**Written request**
Return all lines in the material below that contain "this".

**Stored items from a collection**

○ ○ ○ ○ ○ ○ ○

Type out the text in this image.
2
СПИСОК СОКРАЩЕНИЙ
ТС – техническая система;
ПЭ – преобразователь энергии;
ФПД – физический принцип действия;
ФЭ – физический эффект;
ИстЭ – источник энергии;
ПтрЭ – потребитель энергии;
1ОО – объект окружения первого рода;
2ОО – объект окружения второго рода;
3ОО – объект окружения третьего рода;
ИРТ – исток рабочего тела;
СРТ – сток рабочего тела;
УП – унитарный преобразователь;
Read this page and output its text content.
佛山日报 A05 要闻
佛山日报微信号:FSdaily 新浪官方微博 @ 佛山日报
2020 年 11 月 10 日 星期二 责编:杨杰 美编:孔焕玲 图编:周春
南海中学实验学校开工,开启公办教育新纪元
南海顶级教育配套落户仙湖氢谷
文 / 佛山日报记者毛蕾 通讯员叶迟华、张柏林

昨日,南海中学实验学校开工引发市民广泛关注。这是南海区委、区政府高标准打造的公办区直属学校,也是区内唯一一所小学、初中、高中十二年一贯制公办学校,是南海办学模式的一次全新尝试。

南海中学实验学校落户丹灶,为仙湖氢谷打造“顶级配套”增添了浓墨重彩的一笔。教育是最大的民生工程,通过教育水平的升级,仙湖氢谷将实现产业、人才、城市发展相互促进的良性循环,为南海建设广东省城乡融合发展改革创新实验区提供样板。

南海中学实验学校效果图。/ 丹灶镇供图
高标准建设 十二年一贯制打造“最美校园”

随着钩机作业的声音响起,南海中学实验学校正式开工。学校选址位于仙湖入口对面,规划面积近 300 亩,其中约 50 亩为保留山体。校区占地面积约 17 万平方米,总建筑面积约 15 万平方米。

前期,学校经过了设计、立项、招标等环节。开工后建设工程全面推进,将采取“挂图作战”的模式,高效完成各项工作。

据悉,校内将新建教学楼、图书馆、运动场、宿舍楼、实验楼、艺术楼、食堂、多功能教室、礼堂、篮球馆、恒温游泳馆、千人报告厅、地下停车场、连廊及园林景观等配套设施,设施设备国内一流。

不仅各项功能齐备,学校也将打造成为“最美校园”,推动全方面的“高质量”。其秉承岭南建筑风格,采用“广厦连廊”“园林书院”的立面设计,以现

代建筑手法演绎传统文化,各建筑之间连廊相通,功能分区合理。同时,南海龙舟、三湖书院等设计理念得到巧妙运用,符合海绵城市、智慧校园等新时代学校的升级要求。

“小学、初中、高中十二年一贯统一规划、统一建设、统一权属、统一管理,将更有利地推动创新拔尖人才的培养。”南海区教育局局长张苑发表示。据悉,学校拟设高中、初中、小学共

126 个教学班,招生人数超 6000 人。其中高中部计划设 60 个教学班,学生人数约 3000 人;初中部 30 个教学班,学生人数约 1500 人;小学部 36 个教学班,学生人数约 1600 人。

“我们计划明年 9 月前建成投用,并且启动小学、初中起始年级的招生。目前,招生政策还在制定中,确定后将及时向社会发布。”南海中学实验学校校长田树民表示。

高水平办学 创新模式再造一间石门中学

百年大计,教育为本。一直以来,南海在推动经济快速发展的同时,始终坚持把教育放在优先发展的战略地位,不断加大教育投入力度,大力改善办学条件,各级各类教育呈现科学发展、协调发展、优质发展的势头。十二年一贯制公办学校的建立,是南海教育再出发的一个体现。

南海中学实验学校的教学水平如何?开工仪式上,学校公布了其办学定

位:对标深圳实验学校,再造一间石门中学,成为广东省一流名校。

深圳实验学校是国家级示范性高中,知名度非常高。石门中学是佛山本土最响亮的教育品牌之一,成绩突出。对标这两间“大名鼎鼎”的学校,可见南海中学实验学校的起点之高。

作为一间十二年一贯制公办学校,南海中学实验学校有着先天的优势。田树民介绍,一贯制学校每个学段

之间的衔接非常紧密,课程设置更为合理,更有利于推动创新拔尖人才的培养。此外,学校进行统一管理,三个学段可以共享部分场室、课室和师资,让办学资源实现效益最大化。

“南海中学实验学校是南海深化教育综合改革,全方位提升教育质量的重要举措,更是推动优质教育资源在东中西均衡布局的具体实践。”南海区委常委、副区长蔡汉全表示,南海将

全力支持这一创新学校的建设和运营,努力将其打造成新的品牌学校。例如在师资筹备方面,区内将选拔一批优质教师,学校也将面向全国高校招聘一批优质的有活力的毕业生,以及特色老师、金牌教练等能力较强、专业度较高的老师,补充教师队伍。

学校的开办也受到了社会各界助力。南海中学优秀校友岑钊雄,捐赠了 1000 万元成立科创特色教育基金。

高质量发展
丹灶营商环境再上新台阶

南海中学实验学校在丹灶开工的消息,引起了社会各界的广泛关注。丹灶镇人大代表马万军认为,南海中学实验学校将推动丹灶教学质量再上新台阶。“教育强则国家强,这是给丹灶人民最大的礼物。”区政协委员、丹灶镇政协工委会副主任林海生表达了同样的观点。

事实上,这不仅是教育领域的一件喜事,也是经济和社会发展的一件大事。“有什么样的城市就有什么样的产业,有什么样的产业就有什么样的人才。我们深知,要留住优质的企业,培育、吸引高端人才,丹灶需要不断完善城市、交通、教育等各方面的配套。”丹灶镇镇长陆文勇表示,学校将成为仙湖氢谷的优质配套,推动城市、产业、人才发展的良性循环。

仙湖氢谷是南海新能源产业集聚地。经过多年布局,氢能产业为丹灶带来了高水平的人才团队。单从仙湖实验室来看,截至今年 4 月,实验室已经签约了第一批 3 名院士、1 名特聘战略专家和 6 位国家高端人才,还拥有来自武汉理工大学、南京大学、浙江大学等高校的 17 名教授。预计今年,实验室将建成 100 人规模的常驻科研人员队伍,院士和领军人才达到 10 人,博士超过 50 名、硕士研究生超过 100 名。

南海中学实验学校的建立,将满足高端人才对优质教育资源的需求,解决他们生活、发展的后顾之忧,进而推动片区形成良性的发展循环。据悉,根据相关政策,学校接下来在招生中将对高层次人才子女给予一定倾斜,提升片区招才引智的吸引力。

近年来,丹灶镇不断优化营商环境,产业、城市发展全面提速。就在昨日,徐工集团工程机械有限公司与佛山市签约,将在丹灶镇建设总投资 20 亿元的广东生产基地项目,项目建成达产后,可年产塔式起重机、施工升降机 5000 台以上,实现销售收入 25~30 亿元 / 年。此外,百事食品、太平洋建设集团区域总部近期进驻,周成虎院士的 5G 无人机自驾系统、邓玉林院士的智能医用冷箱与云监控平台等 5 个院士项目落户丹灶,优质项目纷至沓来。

○ ○ ○ ○ ○ ○ ○

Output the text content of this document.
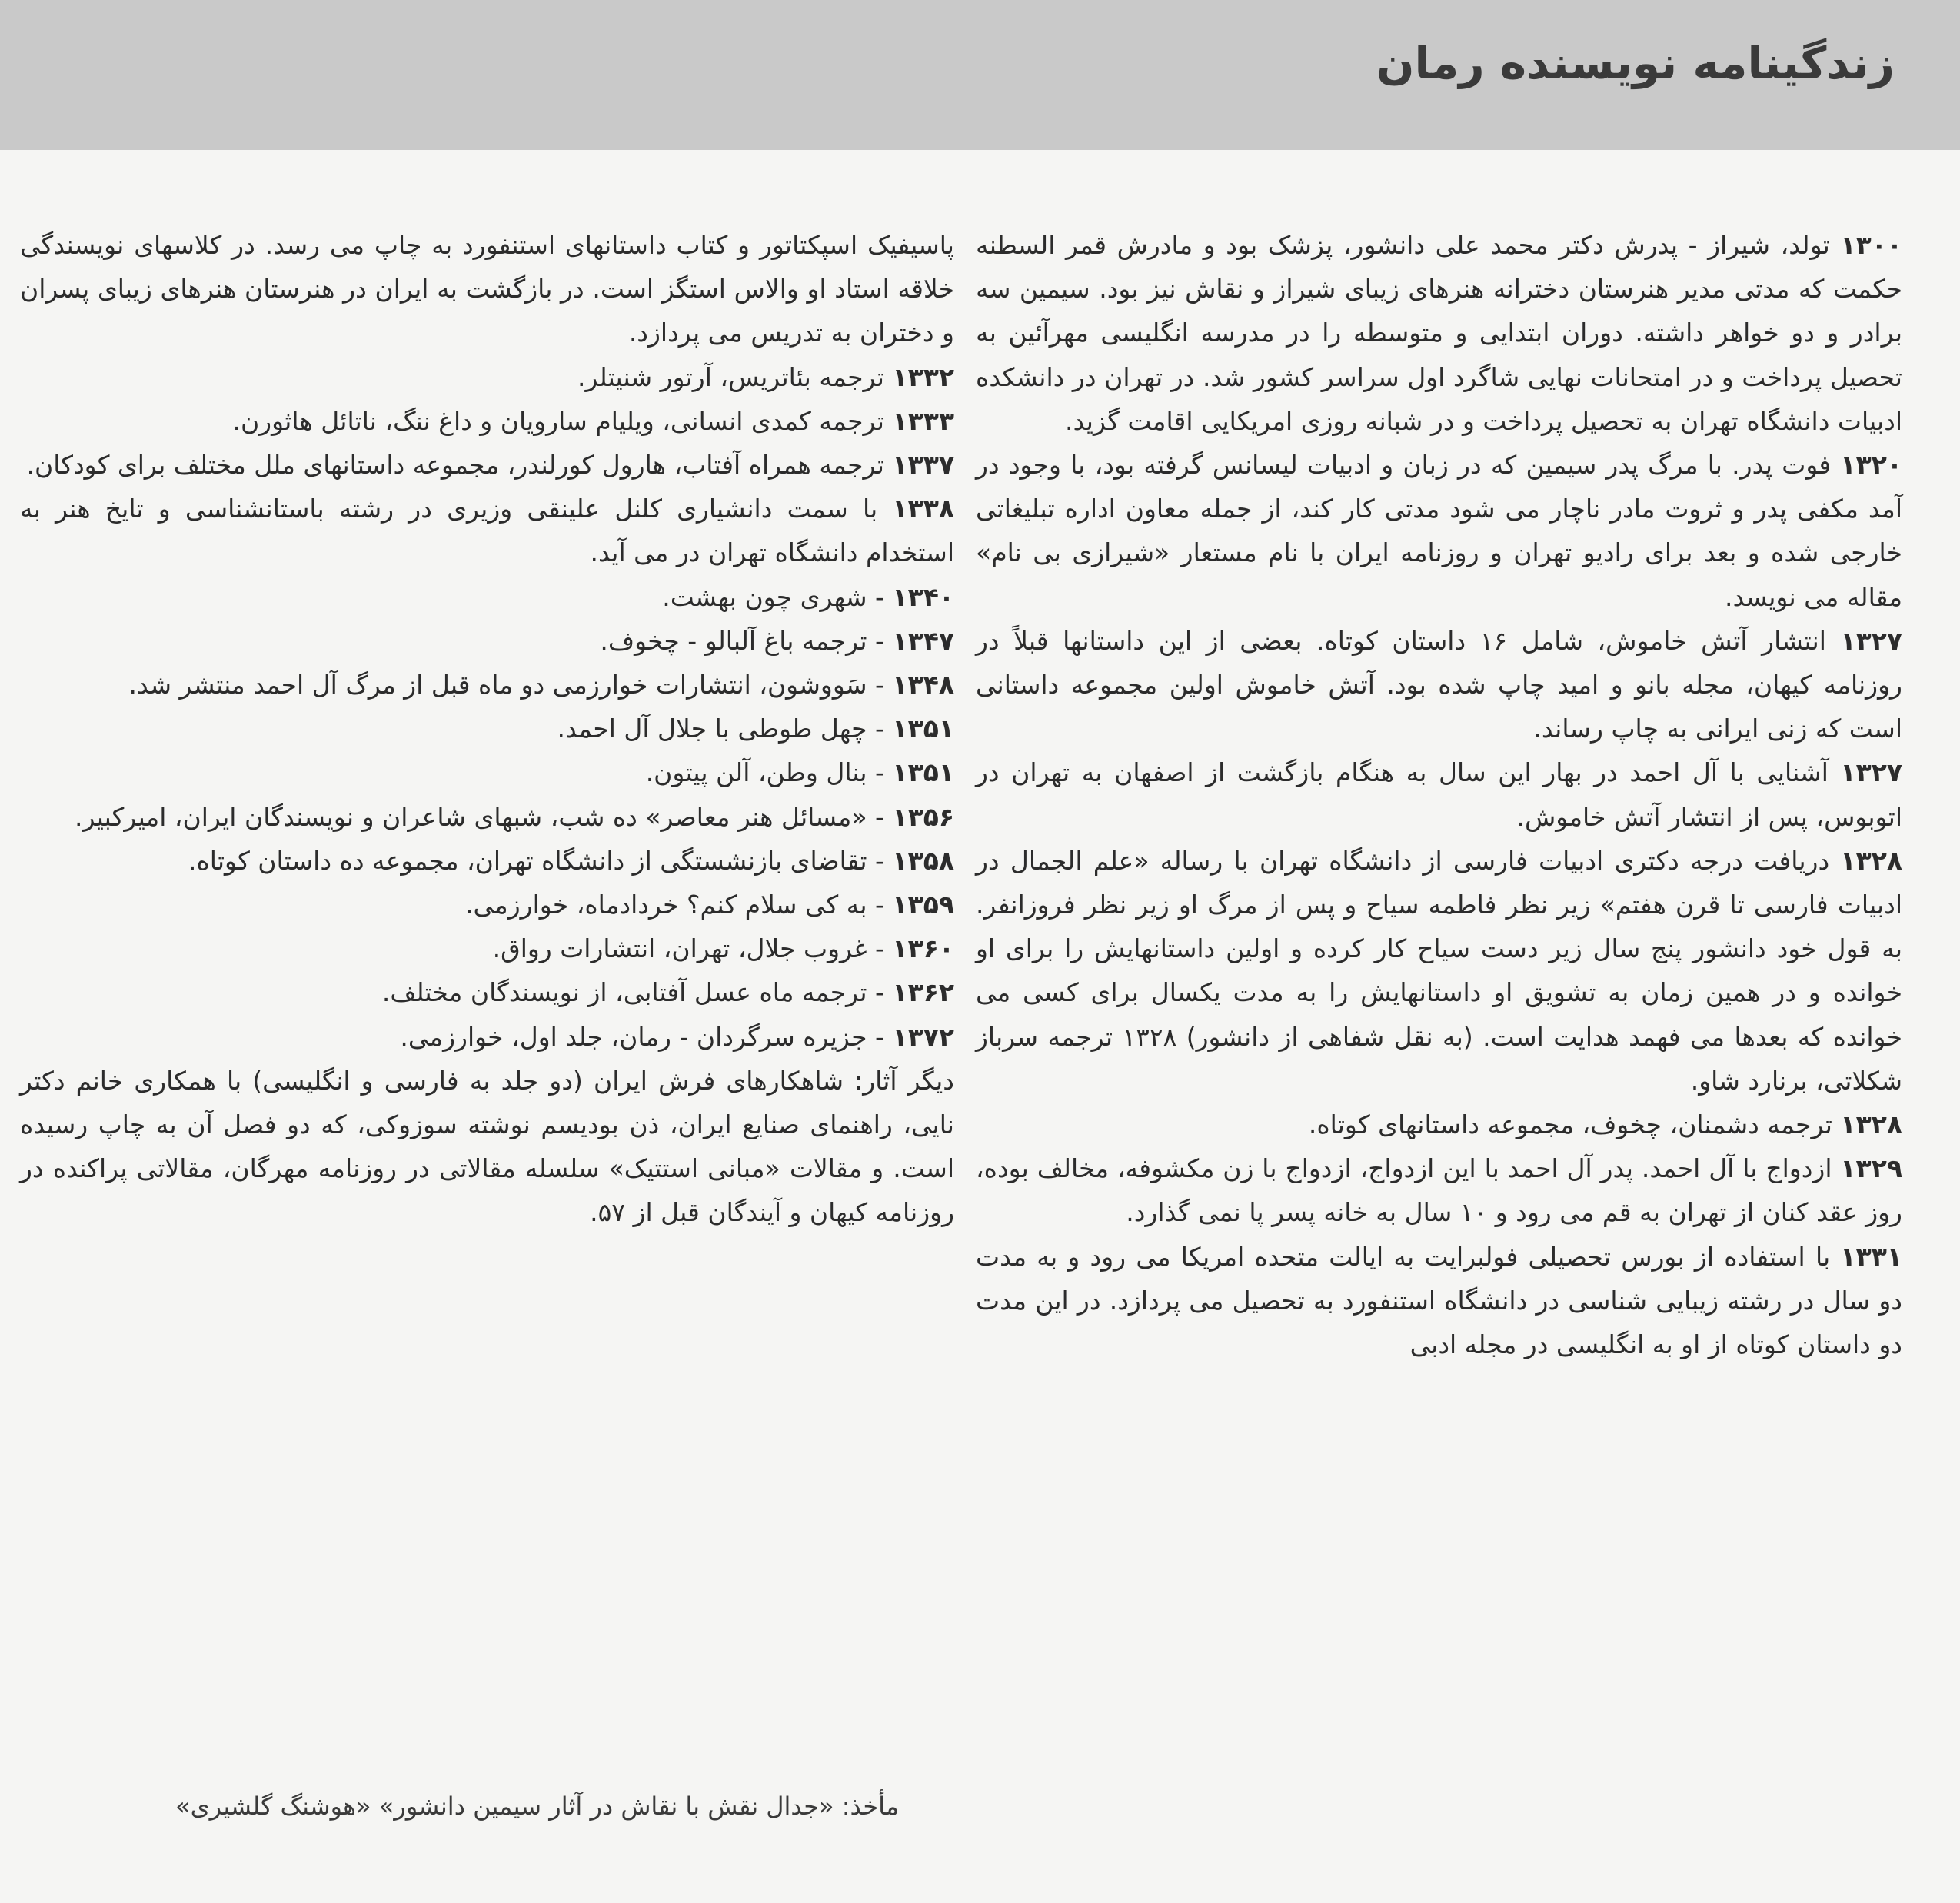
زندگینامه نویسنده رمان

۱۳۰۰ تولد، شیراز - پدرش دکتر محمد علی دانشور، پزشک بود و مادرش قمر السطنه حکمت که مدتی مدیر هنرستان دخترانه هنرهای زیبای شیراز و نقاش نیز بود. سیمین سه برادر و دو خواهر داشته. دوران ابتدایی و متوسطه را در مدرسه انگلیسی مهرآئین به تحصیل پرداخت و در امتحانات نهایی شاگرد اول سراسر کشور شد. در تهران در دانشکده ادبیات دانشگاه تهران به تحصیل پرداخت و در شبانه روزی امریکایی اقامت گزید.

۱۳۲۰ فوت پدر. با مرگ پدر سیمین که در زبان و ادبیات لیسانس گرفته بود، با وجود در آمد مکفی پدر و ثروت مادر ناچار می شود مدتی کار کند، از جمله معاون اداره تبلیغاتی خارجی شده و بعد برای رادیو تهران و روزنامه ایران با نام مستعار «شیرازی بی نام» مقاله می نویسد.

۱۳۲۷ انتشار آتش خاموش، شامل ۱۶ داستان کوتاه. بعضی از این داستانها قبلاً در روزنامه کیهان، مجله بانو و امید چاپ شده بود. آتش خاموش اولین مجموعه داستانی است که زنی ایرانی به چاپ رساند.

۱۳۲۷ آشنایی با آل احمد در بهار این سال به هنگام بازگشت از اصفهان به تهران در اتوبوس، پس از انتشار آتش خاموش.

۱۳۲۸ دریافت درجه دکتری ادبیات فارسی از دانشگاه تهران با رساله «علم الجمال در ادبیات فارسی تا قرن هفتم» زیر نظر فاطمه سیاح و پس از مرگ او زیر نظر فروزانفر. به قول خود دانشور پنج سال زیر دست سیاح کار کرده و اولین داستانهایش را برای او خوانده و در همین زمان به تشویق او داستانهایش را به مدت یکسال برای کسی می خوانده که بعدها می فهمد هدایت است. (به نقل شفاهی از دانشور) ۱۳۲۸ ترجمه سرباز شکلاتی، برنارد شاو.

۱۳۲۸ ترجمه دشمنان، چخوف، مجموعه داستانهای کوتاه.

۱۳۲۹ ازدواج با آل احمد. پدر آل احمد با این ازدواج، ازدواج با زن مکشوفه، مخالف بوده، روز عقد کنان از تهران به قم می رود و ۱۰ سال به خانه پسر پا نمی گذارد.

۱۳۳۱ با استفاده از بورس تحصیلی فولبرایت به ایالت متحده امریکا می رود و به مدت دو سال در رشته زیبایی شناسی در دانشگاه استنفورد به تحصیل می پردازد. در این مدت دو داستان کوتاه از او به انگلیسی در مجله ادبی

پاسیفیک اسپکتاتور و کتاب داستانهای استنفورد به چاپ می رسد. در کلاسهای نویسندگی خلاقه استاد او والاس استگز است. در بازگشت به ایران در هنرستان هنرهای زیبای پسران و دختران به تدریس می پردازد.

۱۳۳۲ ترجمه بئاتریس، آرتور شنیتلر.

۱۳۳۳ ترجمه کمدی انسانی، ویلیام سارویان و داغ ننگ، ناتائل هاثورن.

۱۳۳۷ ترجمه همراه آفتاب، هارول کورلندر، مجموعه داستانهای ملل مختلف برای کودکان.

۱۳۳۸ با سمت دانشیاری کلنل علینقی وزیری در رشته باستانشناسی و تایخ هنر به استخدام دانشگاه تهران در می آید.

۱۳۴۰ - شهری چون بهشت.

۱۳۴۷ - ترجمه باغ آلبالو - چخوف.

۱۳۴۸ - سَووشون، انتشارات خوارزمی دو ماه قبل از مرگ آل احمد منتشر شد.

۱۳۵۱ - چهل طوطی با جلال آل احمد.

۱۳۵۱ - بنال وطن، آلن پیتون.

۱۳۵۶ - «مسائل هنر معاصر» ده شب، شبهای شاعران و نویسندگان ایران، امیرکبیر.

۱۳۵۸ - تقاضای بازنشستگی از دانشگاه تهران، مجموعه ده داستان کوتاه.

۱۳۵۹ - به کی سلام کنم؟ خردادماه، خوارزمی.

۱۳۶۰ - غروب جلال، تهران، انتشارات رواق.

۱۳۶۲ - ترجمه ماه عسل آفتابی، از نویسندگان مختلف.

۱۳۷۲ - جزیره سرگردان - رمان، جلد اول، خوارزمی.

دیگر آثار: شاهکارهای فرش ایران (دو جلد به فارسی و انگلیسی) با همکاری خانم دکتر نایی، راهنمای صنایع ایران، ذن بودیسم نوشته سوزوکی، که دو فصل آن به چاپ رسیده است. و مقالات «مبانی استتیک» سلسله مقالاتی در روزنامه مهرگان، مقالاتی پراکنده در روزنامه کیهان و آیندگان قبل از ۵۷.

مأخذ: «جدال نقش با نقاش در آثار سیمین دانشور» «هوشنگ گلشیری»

○ ○ ○ ○ ○ ○ ○

**Reply**
Type out the text in this image.
Read this page and output its text content.
Output the text content of this document.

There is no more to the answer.